▸ **SOURCE RECORDS**

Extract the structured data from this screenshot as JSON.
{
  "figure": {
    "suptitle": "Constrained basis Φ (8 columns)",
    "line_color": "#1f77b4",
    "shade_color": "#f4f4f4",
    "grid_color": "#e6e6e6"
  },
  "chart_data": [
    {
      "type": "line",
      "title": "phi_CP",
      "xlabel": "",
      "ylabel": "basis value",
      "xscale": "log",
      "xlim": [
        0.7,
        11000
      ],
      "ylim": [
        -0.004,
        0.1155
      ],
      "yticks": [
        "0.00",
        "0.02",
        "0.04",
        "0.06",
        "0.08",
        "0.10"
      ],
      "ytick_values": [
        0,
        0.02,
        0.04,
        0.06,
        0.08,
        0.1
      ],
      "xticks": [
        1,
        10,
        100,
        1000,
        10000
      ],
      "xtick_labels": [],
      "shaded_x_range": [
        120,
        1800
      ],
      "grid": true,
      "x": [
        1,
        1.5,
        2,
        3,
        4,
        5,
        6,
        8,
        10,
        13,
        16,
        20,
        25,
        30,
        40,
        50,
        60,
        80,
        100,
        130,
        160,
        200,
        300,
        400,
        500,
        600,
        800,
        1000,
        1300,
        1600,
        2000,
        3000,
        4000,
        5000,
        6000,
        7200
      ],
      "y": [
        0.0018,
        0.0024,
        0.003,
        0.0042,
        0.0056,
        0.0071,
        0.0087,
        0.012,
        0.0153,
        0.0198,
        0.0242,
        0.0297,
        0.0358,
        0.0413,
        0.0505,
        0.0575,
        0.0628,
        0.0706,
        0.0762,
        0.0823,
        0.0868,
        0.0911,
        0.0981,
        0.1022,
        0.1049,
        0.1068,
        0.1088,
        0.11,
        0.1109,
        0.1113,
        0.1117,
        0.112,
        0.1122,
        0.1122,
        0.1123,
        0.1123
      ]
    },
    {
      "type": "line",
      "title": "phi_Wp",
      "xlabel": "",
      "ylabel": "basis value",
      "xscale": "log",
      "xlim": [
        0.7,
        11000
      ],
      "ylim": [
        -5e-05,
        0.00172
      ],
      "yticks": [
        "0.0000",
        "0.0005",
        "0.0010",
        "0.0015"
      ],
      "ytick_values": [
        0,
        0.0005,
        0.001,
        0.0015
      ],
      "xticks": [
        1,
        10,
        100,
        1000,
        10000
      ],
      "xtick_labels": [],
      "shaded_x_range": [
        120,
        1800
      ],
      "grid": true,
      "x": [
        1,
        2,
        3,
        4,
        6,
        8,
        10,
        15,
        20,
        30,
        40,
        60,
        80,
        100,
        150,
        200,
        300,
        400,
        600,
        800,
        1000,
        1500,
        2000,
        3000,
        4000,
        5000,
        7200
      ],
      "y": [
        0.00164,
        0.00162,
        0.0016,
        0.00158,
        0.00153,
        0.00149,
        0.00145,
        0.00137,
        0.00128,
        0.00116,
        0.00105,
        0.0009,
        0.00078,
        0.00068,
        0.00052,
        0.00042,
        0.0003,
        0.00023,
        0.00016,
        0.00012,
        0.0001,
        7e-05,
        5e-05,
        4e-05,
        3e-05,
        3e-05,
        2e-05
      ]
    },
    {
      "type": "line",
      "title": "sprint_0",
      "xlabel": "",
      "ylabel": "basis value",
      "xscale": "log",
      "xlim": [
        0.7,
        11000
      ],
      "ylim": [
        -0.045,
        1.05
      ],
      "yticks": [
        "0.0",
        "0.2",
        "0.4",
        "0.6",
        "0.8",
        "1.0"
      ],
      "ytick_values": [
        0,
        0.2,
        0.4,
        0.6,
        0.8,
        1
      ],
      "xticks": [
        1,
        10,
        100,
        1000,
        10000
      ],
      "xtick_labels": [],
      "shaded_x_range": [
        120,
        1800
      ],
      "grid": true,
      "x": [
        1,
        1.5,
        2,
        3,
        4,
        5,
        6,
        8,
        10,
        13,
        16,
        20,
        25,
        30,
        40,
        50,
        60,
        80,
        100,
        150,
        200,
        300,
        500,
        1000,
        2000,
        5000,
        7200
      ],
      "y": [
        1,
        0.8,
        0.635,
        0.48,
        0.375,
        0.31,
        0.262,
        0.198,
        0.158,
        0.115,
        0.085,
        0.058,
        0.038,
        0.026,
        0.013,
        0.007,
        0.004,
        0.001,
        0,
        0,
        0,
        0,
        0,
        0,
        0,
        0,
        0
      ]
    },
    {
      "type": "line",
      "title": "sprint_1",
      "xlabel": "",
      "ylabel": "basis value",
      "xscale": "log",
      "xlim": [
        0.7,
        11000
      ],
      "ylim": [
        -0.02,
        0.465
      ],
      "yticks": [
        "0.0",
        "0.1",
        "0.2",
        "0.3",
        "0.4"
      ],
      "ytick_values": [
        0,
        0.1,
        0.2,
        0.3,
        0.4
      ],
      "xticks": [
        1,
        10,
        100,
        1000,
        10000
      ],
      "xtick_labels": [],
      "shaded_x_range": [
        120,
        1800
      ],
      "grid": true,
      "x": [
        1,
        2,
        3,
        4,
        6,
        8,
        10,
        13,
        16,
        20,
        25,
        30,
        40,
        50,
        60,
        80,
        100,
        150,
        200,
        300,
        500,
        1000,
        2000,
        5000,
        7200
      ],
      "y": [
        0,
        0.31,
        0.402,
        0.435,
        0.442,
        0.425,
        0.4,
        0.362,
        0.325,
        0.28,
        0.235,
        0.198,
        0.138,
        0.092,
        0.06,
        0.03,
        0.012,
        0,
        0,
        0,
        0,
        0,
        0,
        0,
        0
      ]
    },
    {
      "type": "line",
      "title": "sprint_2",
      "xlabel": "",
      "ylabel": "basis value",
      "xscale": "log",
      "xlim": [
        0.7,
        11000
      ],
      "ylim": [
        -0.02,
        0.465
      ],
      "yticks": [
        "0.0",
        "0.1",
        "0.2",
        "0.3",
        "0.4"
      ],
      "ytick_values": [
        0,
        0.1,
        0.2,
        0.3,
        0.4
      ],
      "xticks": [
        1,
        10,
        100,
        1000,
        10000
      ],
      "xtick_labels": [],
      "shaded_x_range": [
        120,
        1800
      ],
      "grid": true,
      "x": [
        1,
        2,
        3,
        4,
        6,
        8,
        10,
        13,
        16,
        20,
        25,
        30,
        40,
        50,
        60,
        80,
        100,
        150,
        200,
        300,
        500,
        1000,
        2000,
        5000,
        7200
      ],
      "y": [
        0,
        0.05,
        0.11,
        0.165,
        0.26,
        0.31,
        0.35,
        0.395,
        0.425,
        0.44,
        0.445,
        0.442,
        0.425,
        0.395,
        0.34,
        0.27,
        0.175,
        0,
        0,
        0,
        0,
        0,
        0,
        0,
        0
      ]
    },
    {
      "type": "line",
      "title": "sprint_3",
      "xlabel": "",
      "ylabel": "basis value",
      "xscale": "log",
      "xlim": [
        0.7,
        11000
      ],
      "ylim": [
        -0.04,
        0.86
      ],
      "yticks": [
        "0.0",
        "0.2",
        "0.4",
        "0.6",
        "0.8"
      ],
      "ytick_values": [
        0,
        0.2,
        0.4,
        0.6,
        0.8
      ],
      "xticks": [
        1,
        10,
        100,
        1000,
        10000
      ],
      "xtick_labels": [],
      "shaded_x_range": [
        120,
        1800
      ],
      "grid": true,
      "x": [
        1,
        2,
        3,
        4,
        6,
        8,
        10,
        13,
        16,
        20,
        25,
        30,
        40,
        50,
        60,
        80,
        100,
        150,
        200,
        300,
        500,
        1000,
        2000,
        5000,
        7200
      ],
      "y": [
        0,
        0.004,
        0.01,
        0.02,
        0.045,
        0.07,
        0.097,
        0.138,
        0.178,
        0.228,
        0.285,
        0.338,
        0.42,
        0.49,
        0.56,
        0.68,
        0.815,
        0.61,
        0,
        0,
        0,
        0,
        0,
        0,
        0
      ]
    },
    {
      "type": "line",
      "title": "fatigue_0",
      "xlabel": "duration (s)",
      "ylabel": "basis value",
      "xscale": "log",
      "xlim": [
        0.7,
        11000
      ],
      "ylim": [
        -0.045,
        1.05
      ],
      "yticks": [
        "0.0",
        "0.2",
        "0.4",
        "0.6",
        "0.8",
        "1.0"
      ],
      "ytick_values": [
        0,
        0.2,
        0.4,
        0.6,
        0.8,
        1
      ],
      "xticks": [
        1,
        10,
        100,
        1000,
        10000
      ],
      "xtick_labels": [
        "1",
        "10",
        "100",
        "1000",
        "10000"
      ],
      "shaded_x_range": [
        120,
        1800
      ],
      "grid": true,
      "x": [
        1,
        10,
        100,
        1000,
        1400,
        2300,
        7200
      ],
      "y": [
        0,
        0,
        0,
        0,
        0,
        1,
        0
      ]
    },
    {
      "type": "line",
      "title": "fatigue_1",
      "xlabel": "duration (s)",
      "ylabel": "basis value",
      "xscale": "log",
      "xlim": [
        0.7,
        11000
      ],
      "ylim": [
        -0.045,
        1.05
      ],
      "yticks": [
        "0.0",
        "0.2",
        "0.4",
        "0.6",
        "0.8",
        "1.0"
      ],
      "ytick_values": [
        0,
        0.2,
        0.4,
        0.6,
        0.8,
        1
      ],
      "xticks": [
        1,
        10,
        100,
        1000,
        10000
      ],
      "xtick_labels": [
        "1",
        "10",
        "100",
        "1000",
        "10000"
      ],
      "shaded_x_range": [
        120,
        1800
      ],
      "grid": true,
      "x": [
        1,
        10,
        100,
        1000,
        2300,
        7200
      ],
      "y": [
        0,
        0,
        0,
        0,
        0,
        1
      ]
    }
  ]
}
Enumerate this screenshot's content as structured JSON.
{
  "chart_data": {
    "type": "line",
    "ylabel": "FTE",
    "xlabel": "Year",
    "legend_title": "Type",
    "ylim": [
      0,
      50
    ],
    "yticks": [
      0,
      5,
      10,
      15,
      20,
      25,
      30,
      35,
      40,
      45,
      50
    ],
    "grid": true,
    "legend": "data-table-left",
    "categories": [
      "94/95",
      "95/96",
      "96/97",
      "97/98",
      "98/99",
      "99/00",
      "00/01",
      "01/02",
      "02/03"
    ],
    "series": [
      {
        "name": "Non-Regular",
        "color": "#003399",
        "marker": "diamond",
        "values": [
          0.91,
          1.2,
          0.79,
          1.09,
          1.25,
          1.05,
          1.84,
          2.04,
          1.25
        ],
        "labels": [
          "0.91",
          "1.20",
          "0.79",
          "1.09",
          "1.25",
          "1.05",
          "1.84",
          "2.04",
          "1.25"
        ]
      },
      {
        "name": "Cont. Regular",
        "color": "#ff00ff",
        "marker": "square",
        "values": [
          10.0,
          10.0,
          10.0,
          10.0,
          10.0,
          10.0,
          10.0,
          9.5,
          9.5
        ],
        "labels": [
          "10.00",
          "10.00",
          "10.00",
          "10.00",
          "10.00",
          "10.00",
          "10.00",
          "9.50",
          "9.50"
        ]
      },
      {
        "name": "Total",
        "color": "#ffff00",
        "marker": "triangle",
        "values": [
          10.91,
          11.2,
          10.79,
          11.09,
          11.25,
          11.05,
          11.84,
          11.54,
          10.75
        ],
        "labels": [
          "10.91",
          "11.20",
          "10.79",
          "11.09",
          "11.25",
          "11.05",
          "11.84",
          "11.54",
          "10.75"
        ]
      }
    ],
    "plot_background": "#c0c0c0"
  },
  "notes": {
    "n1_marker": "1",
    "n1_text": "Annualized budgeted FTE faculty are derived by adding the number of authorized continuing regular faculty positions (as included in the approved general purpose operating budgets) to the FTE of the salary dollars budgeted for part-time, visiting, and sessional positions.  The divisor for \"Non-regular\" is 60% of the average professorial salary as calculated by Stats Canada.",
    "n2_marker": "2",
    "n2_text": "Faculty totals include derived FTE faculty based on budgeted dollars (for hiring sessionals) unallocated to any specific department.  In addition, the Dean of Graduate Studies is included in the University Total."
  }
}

▸ **EXERCISE DESCRIPTION**
Give the number of lines that carry the word "structured", with nothing added.

▸ **CORRECT OUTPUT**
2